So maybe not the direction most folks would go, but what's it like to call a function in a clojurescript library from JavaScript? I'm really excited about the odoyle-rules lib and see a ton of value in it, but not sure how I'd go about passing data to it and stuff and calling it from JavaScript.

johanatan05:05:35

Here's an example: https://github.com/johanatan/speako I specifically wrote the library to be callable from both. Not sure if the one you're looking at was so kind.

johanatan05:05:34

You can call cljs.core.js-GTclj from the js side to convert js structures to cljs if the library won't accept them as is

Trevor05:05:08

Thank you very much! Given I can't even figure out how to compile the js bundle I have road ahead of me it appears!

zimablue11:05:03

what's the relationship between closure compilation and runtime introspection? eg. the renaming it does, is that just to reduce bundle size or does it significantly speed up javascript interpretation? one could imagine using some sort of map to make clojurescript REPLs work post advanced optimization? ( [clojurescript form]) -use rename-map-> ([clojurescript form with munged names]) -> engine, are there other optimizations that it's doing which make the post-advanced-compilation runtime significantly different? Like advanced tree shaking, inlining etc? Very broad question so I'd appreciate a link to the right place to read about this

p-himik11:05:23

Yes, there's DCE, there's code inlining, there's name reuse. All make it harder for a REPL to work in production.

zimablue11:05:33

does anyone do it? it seems like bootstrapped clojurescript might make it a bit easier

p-himik11:05:02

Yeah, as far as I'm aware people just go with the bootstrapped option. That's how e.g. online CLJS REPLs are made.

zimablue11:05:34

as in, they don't use advanced compilation they push everything through a bootstrapped interpreter?

p-himik11:05:17

I'd say "yes" but I wouldn't trust me too much on the matter - I myself have only done that once, and without a full understanding of the whole process and how exactly it works.

Material supplied:

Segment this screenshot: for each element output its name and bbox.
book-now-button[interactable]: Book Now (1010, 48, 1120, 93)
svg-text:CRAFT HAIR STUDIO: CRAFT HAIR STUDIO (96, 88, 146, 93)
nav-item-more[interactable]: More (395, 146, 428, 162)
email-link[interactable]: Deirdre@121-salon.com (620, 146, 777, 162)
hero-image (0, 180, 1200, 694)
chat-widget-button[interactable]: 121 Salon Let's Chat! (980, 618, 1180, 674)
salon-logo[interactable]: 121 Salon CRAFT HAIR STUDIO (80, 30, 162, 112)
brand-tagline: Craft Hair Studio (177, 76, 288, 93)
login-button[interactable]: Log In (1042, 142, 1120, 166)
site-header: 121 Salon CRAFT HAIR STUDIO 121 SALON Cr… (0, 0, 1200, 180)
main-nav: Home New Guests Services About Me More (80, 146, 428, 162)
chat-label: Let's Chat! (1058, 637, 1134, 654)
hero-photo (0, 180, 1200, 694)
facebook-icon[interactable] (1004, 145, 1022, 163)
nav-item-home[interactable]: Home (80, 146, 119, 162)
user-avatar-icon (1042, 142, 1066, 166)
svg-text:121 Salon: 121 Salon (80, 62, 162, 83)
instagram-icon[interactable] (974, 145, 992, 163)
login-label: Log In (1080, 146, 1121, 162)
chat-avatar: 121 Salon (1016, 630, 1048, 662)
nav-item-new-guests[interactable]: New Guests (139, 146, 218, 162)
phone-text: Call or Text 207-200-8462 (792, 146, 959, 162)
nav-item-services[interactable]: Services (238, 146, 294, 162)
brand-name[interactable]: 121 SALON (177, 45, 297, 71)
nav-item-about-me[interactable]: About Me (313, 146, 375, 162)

Exercise goal: From the chat about calling ClojureScript from JavaScript, write out the part starting with "So maybe not" and going on through "it from JavaScript.", and swap "excited" for "curious".

The completed task:
So maybe not the direction most folks would go, but what's it like to call a function in a clojurescript library from JavaScript? I'm really curious about the odoyle-rules lib and see a ton of value in it, but not sure how I'd go about passing data to it and stuff and calling it from JavaScript.